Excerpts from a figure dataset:
----------------------------------------
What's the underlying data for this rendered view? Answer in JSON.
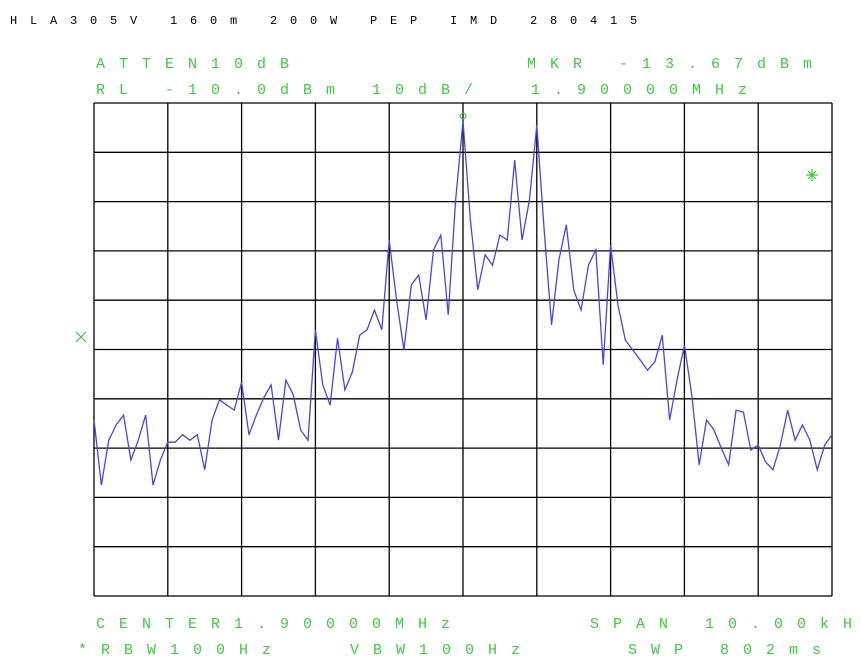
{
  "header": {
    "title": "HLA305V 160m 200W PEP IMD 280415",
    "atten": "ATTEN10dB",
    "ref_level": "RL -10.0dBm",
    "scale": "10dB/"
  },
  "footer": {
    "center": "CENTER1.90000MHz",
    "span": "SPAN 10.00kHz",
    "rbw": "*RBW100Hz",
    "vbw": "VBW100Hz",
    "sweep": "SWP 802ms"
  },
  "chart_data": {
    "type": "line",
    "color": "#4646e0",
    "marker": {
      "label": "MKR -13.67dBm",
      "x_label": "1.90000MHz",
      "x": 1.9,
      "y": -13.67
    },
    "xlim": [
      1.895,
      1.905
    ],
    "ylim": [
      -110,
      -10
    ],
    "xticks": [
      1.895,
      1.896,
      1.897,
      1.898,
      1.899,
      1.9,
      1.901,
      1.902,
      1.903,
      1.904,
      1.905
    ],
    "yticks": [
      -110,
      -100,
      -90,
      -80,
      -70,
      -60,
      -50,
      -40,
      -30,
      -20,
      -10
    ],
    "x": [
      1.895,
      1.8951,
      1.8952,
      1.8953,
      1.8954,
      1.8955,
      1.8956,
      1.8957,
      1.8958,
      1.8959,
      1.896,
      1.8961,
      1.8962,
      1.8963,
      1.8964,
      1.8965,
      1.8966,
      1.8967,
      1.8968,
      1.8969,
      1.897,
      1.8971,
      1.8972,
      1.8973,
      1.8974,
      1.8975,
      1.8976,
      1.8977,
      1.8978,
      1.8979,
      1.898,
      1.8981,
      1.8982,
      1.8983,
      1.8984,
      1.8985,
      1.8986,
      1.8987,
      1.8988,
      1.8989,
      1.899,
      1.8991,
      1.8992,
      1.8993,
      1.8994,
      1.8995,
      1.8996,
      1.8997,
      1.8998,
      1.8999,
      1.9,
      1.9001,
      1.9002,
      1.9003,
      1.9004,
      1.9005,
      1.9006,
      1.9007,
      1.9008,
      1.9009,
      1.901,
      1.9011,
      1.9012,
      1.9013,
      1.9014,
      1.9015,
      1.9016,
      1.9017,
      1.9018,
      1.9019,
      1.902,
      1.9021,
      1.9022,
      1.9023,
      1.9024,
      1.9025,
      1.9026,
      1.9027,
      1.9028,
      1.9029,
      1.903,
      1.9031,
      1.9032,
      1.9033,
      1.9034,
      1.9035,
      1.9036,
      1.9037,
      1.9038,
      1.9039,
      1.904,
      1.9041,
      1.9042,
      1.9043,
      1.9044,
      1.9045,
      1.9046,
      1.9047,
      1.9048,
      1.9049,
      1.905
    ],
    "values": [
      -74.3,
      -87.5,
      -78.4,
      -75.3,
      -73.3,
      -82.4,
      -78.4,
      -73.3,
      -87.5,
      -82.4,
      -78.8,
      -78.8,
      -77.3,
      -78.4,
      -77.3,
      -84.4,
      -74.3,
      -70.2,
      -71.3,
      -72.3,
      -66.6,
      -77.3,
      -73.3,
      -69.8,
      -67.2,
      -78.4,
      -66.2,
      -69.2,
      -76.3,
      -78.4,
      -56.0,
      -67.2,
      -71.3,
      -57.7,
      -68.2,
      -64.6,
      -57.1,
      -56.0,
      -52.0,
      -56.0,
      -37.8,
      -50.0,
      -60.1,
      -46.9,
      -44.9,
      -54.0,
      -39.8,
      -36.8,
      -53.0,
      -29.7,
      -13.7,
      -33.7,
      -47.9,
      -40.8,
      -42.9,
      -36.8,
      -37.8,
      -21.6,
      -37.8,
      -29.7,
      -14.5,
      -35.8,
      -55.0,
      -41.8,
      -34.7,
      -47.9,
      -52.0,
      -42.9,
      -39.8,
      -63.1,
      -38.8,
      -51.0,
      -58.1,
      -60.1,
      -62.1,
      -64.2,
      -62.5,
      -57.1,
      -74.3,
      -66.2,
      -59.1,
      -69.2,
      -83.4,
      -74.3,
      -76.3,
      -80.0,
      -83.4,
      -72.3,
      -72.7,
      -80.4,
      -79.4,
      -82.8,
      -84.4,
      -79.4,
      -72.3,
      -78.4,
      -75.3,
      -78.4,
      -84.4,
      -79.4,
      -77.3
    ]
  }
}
----------------------------------------
__Your task__: Send back the data above word for word, with the pictures left out.

__Response to the exercise__:
What's the underlying data for this rendered view? Answer in JSON.
{
  "header": {
    "title": "HLA305V 160m 200W PEP IMD 280415",
    "atten": "ATTEN10dB",
    "ref_level": "RL -10.0dBm",
    "scale": "10dB/"
  },
  "footer": {
    "center": "CENTER1.90000MHz",
    "span": "SPAN 10.00kHz",
    "rbw": "*RBW100Hz",
    "vbw": "VBW100Hz",
    "sweep": "SWP 802ms"
  },
  "chart_data": {
    "type": "line",
    "color": "#4646e0",
    "marker": {
      "label": "MKR -13.67dBm",
      "x_label": "1.90000MHz",
      "x": 1.9,
      "y": -13.67
    },
    "xlim": [
      1.895,
      1.905
    ],
    "ylim": [
      -110,
      -10
    ],
    "xticks": [
      1.895,
      1.896,
      1.897,
      1.898,
      1.899,
      1.9,
      1.901,
      1.902,
      1.903,
      1.904,
      1.905
    ],
    "yticks": [
      -110,
      -100,
      -90,
      -80,
      -70,
      -60,
      -50,
      -40,
      -30,
      -20,
      -10
    ],
    "x": [
      1.895,
      1.8951,
      1.8952,
      1.8953,
      1.8954,
      1.8955,
      1.8956,
      1.8957,
      1.8958,
      1.8959,
      1.896,
      1.8961,
      1.8962,
      1.8963,
      1.8964,
      1.8965,
      1.8966,
      1.8967,
      1.8968,
      1.8969,
      1.897,
      1.8971,
      1.8972,
      1.8973,
      1.8974,
      1.8975,
      1.8976,
      1.8977,
      1.8978,
      1.8979,
      1.898,
      1.8981,
      1.8982,
      1.8983,
      1.8984,
      1.8985,
      1.8986,
      1.8987,
      1.8988,
      1.8989,
      1.899,
      1.8991,
      1.8992,
      1.8993,
      1.8994,
      1.8995,
      1.8996,
      1.8997,
      1.8998,
      1.8999,
      1.9,
      1.9001,
      1.9002,
      1.9003,
      1.9004,
      1.9005,
      1.9006,
      1.9007,
      1.9008,
      1.9009,
      1.901,
      1.9011,
      1.9012,
      1.9013,
      1.9014,
      1.9015,
      1.9016,
      1.9017,
      1.9018,
      1.9019,
      1.902,
      1.9021,
      1.9022,
      1.9023,
      1.9024,
      1.9025,
      1.9026,
      1.9027,
      1.9028,
      1.9029,
      1.903,
      1.9031,
      1.9032,
      1.9033,
      1.9034,
      1.9035,
      1.9036,
      1.9037,
      1.9038,
      1.9039,
      1.904,
      1.9041,
      1.9042,
      1.9043,
      1.9044,
      1.9045,
      1.9046,
      1.9047,
      1.9048,
      1.9049,
      1.905
    ],
    "values": [
      -74.3,
      -87.5,
      -78.4,
      -75.3,
      -73.3,
      -82.4,
      -78.4,
      -73.3,
      -87.5,
      -82.4,
      -78.8,
      -78.8,
      -77.3,
      -78.4,
      -77.3,
      -84.4,
      -74.3,
      -70.2,
      -71.3,
      -72.3,
      -66.6,
      -77.3,
      -73.3,
      -69.8,
      -67.2,
      -78.4,
      -66.2,
      -69.2,
      -76.3,
      -78.4,
      -56.0,
      -67.2,
      -71.3,
      -57.7,
      -68.2,
      -64.6,
      -57.1,
      -56.0,
      -52.0,
      -56.0,
      -37.8,
      -50.0,
      -60.1,
      -46.9,
      -44.9,
      -54.0,
      -39.8,
      -36.8,
      -53.0,
      -29.7,
      -13.7,
      -33.7,
      -47.9,
      -40.8,
      -42.9,
      -36.8,
      -37.8,
      -21.6,
      -37.8,
      -29.7,
      -14.5,
      -35.8,
      -55.0,
      -41.8,
      -34.7,
      -47.9,
      -52.0,
      -42.9,
      -39.8,
      -63.1,
      -38.8,
      -51.0,
      -58.1,
      -60.1,
      -62.1,
      -64.2,
      -62.5,
      -57.1,
      -74.3,
      -66.2,
      -59.1,
      -69.2,
      -83.4,
      -74.3,
      -76.3,
      -80.0,
      -83.4,
      -72.3,
      -72.7,
      -80.4,
      -79.4,
      -82.8,
      -84.4,
      -79.4,
      -72.3,
      -78.4,
      -75.3,
      -78.4,
      -84.4,
      -79.4,
      -77.3
    ]
  }
}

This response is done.